» SHORT PROBLEM
Examine the entries and show every line in which the word "冷性高压" is found.
START DATA PROVIDED
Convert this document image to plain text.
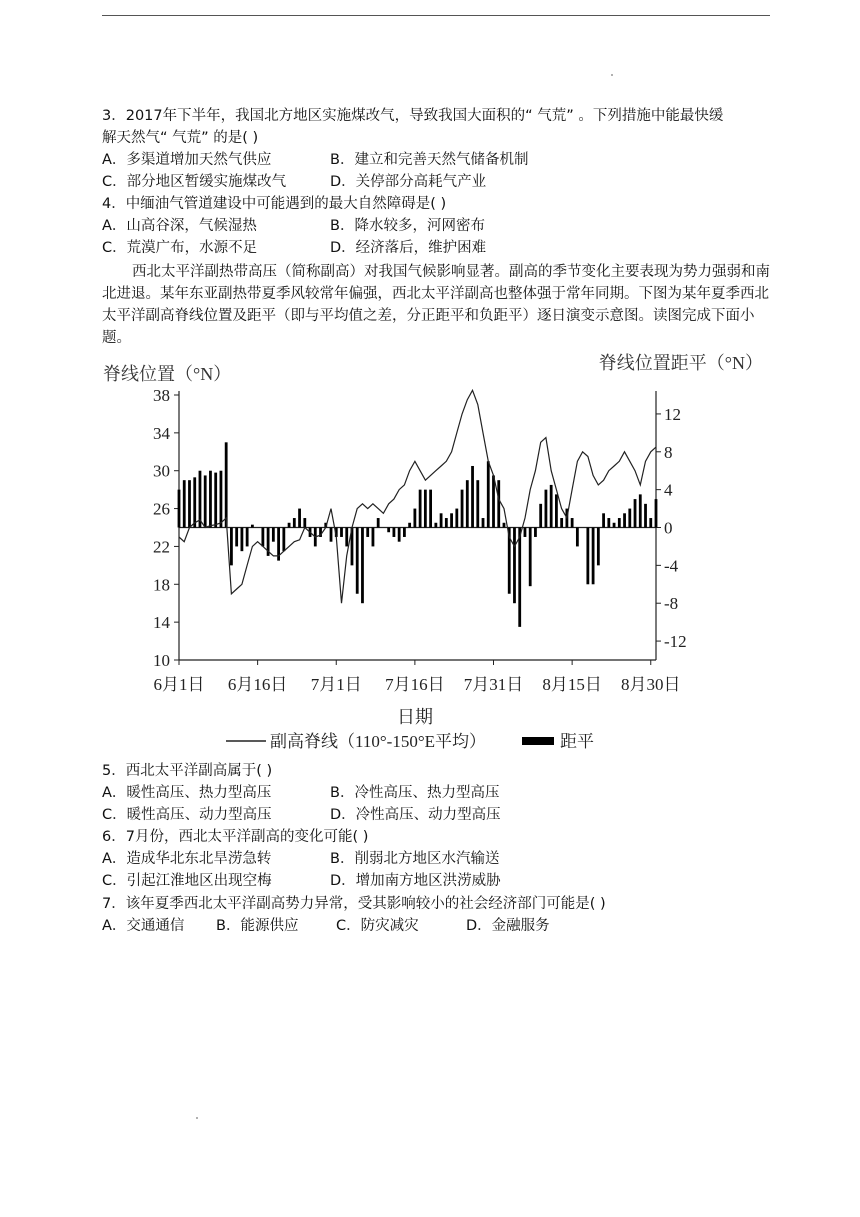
3．2017年下半年，我国北方地区实施煤改气，导致我国大面积的“ 气荒” 。下列措施中能最快缓
解天然气“ 气荒” 的是( )
A．多渠道增加天然气供应	B．建立和完善天然气储备机制
C．部分地区暂缓实施煤改气	D．关停部分高耗气产业
4．中缅油气管道建设中可能遇到的最大自然障碍是( )
A．山高谷深，气候湿热	B．降水较多，河网密布
C．荒漠广布，水源不足	D．经济落后，维护困难
西北太平洋副热带高压（简称副高）对我国气候影响显著。副高的季节变化主要表现为势力强弱和南北进退。某年东亚副热带夏季风较常年偏强，西北太平洋副高也整体强于常年同期。下图为某年夏季西北太平洋副高脊线位置及距平（即与平均值之差，分正距平和负距平）逐日演变示意图。读图完成下面小题。
脊线位置（°N）
脊线位置距平（°N）
日期
38
34
30
26
22
18
14
10
12
8
4
0
-4
-8
-12
6月1日 6月16日 7月1日 7月16日 7月31日 8月15日 8月30日
副高脊线（110°-150°E平均）	距平
5．西北太平洋副高属于( )
A．暖性高压、热力型高压	B．冷性高压、热力型高压
C．暖性高压、动力型高压	D．冷性高压、动力型高压
6．7月份，西北太平洋副高的变化可能( )
A．造成华北东北旱涝急转	B．削弱北方地区水汽输送
C．引起江淮地区出现空梅	D．增加南方地区洪涝威胁
7．该年夏季西北太平洋副高势力异常，受其影响较小的社会经济部门可能是( )
A．交通通信 B．能源供应	C．防灾减灾	D．金融服务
END DATA PROVIDED
» SOLUTION TO THE EXERCISE
A．暖性高压、热力型高压	B．冷性高压、热力型高压
C．暖性高压、动力型高压	D．冷性高压、动力型高压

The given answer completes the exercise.